--- Start Information provided ---
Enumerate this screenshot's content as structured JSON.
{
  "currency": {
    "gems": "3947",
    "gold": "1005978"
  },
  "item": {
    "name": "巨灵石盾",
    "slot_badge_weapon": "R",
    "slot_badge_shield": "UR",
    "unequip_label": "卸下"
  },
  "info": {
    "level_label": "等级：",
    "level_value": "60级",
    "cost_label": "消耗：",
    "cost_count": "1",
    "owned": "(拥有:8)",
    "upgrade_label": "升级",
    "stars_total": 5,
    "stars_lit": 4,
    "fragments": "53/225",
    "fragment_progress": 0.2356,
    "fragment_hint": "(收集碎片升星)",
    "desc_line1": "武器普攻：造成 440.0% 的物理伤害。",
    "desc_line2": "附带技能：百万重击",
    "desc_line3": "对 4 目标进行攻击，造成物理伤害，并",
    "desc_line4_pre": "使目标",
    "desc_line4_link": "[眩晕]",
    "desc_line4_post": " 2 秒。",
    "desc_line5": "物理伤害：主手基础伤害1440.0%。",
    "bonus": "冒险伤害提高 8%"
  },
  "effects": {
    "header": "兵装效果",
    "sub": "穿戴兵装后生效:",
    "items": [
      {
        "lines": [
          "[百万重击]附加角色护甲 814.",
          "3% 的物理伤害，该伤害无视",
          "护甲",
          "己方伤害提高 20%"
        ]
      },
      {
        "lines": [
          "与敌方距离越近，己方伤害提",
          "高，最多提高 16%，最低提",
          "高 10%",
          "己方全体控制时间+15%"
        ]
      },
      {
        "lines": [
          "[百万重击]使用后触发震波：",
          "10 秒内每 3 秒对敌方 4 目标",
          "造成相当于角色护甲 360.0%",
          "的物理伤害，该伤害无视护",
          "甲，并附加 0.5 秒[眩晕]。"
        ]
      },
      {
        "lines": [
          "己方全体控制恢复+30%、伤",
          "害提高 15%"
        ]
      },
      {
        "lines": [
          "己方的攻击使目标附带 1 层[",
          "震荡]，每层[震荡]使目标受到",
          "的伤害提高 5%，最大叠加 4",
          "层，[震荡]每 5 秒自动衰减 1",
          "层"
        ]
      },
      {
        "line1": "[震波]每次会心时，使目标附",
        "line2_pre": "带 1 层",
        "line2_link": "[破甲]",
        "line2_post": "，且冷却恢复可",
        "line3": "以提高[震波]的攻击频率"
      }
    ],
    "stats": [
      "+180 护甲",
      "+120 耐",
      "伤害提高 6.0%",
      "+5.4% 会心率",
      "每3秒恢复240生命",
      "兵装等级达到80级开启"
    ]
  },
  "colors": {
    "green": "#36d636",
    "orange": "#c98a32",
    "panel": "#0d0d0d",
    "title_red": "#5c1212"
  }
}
--- End Information provided ---
# Set exercise:
Please output the complete data exactly.

# Correct result:
Enumerate this screenshot's content as structured JSON.
{
  "currency": {
    "gems": "3947",
    "gold": "1005978"
  },
  "item": {
    "name": "巨灵石盾",
    "slot_badge_weapon": "R",
    "slot_badge_shield": "UR",
    "unequip_label": "卸下"
  },
  "info": {
    "level_label": "等级：",
    "level_value": "60级",
    "cost_label": "消耗：",
    "cost_count": "1",
    "owned": "(拥有:8)",
    "upgrade_label": "升级",
    "stars_total": 5,
    "stars_lit": 4,
    "fragments": "53/225",
    "fragment_progress": 0.2356,
    "fragment_hint": "(收集碎片升星)",
    "desc_line1": "武器普攻：造成 440.0% 的物理伤害。",
    "desc_line2": "附带技能：百万重击",
    "desc_line3": "对 4 目标进行攻击，造成物理伤害，并",
    "desc_line4_pre": "使目标",
    "desc_line4_link": "[眩晕]",
    "desc_line4_post": " 2 秒。",
    "desc_line5": "物理伤害：主手基础伤害1440.0%。",
    "bonus": "冒险伤害提高 8%"
  },
  "effects": {
    "header": "兵装效果",
    "sub": "穿戴兵装后生效:",
    "items": [
      {
        "lines": [
          "[百万重击]附加角色护甲 814.",
          "3% 的物理伤害，该伤害无视",
          "护甲",
          "己方伤害提高 20%"
        ]
      },
      {
        "lines": [
          "与敌方距离越近，己方伤害提",
          "高，最多提高 16%，最低提",
          "高 10%",
          "己方全体控制时间+15%"
        ]
      },
      {
        "lines": [
          "[百万重击]使用后触发震波：",
          "10 秒内每 3 秒对敌方 4 目标",
          "造成相当于角色护甲 360.0%",
          "的物理伤害，该伤害无视护",
          "甲，并附加 0.5 秒[眩晕]。"
        ]
      },
      {
        "lines": [
          "己方全体控制恢复+30%、伤",
          "害提高 15%"
        ]
      },
      {
        "lines": [
          "己方的攻击使目标附带 1 层[",
          "震荡]，每层[震荡]使目标受到",
          "的伤害提高 5%，最大叠加 4",
          "层，[震荡]每 5 秒自动衰减 1",
          "层"
        ]
      },
      {
        "line1": "[震波]每次会心时，使目标附",
        "line2_pre": "带 1 层",
        "line2_link": "[破甲]",
        "line2_post": "，且冷却恢复可",
        "line3": "以提高[震波]的攻击频率"
      }
    ],
    "stats": [
      "+180 护甲",
      "+120 耐",
      "伤害提高 6.0%",
      "+5.4% 会心率",
      "每3秒恢复240生命",
      "兵装等级达到80级开启"
    ]
  },
  "colors": {
    "green": "#36d636",
    "orange": "#c98a32",
    "panel": "#0d0d0d",
    "title_red": "#5c1212"
  }
}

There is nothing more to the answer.